[BEGIN THE INPUT]
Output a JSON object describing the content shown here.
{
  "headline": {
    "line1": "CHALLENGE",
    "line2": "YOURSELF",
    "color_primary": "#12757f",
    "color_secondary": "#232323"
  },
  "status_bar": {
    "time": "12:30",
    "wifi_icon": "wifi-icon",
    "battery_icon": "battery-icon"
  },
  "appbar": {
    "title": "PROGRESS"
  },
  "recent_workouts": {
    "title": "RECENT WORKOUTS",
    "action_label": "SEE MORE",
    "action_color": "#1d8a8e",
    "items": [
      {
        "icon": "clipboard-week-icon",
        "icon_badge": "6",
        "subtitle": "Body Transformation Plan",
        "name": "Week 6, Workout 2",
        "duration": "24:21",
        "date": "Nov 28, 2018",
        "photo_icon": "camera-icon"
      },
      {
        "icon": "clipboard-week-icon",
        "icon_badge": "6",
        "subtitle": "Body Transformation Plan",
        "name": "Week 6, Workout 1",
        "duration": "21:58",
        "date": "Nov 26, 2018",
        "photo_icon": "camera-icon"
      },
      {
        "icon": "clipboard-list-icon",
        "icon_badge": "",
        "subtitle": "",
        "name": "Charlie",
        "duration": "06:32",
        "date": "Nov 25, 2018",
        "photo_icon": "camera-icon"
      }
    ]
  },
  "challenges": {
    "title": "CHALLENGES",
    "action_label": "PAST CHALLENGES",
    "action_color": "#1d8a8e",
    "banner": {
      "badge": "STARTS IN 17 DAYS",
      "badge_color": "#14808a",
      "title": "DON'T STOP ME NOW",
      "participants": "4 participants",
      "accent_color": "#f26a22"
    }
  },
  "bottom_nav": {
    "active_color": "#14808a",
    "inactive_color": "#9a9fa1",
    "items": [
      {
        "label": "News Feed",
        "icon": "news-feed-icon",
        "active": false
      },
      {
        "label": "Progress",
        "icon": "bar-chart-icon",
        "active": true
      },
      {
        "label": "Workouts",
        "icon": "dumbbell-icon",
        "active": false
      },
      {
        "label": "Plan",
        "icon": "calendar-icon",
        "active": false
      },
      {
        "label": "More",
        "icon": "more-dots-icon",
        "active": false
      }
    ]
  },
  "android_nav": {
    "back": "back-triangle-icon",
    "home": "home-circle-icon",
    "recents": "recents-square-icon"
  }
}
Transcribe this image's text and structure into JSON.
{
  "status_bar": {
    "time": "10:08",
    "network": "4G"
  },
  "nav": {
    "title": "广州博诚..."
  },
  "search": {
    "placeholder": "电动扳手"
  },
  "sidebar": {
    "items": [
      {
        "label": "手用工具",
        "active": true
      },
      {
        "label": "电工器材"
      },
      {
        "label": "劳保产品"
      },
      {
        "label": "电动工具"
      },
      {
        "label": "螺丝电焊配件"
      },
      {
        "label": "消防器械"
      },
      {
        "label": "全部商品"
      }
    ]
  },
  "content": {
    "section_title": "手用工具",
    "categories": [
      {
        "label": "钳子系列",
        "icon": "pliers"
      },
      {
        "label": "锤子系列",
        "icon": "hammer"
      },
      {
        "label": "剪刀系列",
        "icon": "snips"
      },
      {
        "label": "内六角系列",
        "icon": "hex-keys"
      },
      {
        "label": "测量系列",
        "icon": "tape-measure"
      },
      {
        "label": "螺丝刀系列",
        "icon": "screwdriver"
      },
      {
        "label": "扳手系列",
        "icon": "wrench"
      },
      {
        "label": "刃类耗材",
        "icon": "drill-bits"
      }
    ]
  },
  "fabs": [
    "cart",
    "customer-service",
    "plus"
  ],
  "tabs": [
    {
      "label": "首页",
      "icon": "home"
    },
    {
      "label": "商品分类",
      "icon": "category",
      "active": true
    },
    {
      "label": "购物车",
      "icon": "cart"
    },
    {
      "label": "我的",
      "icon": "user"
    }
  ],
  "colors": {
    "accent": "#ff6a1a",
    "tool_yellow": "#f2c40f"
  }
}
[END THE INPUT]
- EXERCISE DESCRIPTION:
Extract lines where the string "date" occurs.

- COMPLETE ANSWER:
        "date": "Nov 28, 2018",
        "date": "Nov 26, 2018",
        "date": "Nov 25, 2018",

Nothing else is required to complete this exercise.